§ **WHAT THE TASK REQUIRES**:
The records below should be written out again, exactly.

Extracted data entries
------
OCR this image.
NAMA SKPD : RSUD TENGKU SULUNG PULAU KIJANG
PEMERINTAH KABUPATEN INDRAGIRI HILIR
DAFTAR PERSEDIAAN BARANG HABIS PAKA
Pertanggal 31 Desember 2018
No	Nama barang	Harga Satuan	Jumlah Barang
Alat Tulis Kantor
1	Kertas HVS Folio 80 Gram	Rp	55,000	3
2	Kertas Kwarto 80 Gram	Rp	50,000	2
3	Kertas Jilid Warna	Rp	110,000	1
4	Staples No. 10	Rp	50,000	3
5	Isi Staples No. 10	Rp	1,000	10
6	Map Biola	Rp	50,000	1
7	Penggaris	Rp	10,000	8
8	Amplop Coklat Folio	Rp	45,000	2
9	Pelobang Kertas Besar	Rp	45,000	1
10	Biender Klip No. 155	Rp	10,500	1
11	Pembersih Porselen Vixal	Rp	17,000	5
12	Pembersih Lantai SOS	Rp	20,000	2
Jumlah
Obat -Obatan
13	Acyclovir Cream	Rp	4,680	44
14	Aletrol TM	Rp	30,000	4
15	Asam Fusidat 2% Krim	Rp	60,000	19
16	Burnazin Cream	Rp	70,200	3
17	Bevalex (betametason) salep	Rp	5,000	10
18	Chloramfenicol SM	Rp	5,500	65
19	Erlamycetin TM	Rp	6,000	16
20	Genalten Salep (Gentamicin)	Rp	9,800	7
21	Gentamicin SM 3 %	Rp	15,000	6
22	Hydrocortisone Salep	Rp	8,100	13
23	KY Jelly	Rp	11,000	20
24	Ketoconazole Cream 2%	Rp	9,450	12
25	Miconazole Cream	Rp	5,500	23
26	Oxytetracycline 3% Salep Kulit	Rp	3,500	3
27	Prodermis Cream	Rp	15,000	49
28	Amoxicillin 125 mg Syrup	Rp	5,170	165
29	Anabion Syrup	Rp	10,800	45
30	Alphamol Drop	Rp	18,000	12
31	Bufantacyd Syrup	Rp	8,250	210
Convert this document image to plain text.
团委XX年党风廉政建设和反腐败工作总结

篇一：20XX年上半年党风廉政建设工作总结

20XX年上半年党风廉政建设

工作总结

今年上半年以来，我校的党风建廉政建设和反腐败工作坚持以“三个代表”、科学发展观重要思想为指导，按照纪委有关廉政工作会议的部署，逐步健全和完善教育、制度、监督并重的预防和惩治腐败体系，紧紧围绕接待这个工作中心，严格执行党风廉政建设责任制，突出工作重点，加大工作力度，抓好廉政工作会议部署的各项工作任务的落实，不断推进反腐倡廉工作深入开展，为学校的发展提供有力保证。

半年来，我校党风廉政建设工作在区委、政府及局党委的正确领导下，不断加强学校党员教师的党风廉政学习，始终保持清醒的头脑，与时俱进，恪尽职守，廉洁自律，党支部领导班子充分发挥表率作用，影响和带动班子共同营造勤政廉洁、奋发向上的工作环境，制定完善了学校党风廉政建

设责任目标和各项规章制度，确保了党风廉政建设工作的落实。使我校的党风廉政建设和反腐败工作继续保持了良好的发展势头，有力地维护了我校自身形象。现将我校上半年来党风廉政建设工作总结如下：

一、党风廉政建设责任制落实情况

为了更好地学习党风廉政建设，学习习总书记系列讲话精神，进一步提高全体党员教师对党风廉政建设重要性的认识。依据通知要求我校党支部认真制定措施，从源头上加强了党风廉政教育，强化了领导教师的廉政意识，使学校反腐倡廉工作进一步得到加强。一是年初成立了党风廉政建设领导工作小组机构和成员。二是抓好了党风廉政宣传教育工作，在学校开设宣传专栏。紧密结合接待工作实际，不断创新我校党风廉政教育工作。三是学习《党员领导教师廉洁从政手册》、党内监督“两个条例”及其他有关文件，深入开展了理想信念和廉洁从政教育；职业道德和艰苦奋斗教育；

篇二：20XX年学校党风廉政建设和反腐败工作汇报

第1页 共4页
------
§ **FULL SOLUTION**:
OCR this image.
NAMA SKPD : RSUD TENGKU SULUNG PULAU KIJANG
PEMERINTAH KABUPATEN INDRAGIRI HILIR
DAFTAR PERSEDIAAN BARANG HABIS PAKA
Pertanggal 31 Desember 2018
No	Nama barang	Harga Satuan	Jumlah Barang
Alat Tulis Kantor
1	Kertas HVS Folio 80 Gram	Rp	55,000	3
2	Kertas Kwarto 80 Gram	Rp	50,000	2
3	Kertas Jilid Warna	Rp	110,000	1
4	Staples No. 10	Rp	50,000	3
5	Isi Staples No. 10	Rp	1,000	10
6	Map Biola	Rp	50,000	1
7	Penggaris	Rp	10,000	8
8	Amplop Coklat Folio	Rp	45,000	2
9	Pelobang Kertas Besar	Rp	45,000	1
10	Biender Klip No. 155	Rp	10,500	1
11	Pembersih Porselen Vixal	Rp	17,000	5
12	Pembersih Lantai SOS	Rp	20,000	2
Jumlah
Obat -Obatan
13	Acyclovir Cream	Rp	4,680	44
14	Aletrol TM	Rp	30,000	4
15	Asam Fusidat 2% Krim	Rp	60,000	19
16	Burnazin Cream	Rp	70,200	3
17	Bevalex (betametason) salep	Rp	5,000	10
18	Chloramfenicol SM	Rp	5,500	65
19	Erlamycetin TM	Rp	6,000	16
20	Genalten Salep (Gentamicin)	Rp	9,800	7
21	Gentamicin SM 3 %	Rp	15,000	6
22	Hydrocortisone Salep	Rp	8,100	13
23	KY Jelly	Rp	11,000	20
24	Ketoconazole Cream 2%	Rp	9,450	12
25	Miconazole Cream	Rp	5,500	23
26	Oxytetracycline 3% Salep Kulit	Rp	3,500	3
27	Prodermis Cream	Rp	15,000	49
28	Amoxicillin 125 mg Syrup	Rp	5,170	165
29	Anabion Syrup	Rp	10,800	45
30	Alphamol Drop	Rp	18,000	12
31	Bufantacyd Syrup	Rp	8,250	210
Convert this document image to plain text.
团委XX年党风廉政建设和反腐败工作总结

篇一：20XX年上半年党风廉政建设工作总结

20XX年上半年党风廉政建设

工作总结

今年上半年以来，我校的党风建廉政建设和反腐败工作坚持以“三个代表”、科学发展观重要思想为指导，按照纪委有关廉政工作会议的部署，逐步健全和完善教育、制度、监督并重的预防和惩治腐败体系，紧紧围绕接待这个工作中心，严格执行党风廉政建设责任制，突出工作重点，加大工作力度，抓好廉政工作会议部署的各项工作任务的落实，不断推进反腐倡廉工作深入开展，为学校的发展提供有力保证。

半年来，我校党风廉政建设工作在区委、政府及局党委的正确领导下，不断加强学校党员教师的党风廉政学习，始终保持清醒的头脑，与时俱进，恪尽职守，廉洁自律，党支部领导班子充分发挥表率作用，影响和带动班子共同营造勤政廉洁、奋发向上的工作环境，制定完善了学校党风廉政建

设责任目标和各项规章制度，确保了党风廉政建设工作的落实。使我校的党风廉政建设和反腐败工作继续保持了良好的发展势头，有力地维护了我校自身形象。现将我校上半年来党风廉政建设工作总结如下：

一、党风廉政建设责任制落实情况

为了更好地学习党风廉政建设，学习习总书记系列讲话精神，进一步提高全体党员教师对党风廉政建设重要性的认识。依据通知要求我校党支部认真制定措施，从源头上加强了党风廉政教育，强化了领导教师的廉政意识，使学校反腐倡廉工作进一步得到加强。一是年初成立了党风廉政建设领导工作小组机构和成员。二是抓好了党风廉政宣传教育工作，在学校开设宣传专栏。紧密结合接待工作实际，不断创新我校党风廉政教育工作。三是学习《党员领导教师廉洁从政手册》、党内监督“两个条例”及其他有关文件，深入开展了理想信念和廉洁从政教育；职业道德和艰苦奋斗教育；

篇二：20XX年学校党风廉政建设和反腐败工作汇报

第1页 共4页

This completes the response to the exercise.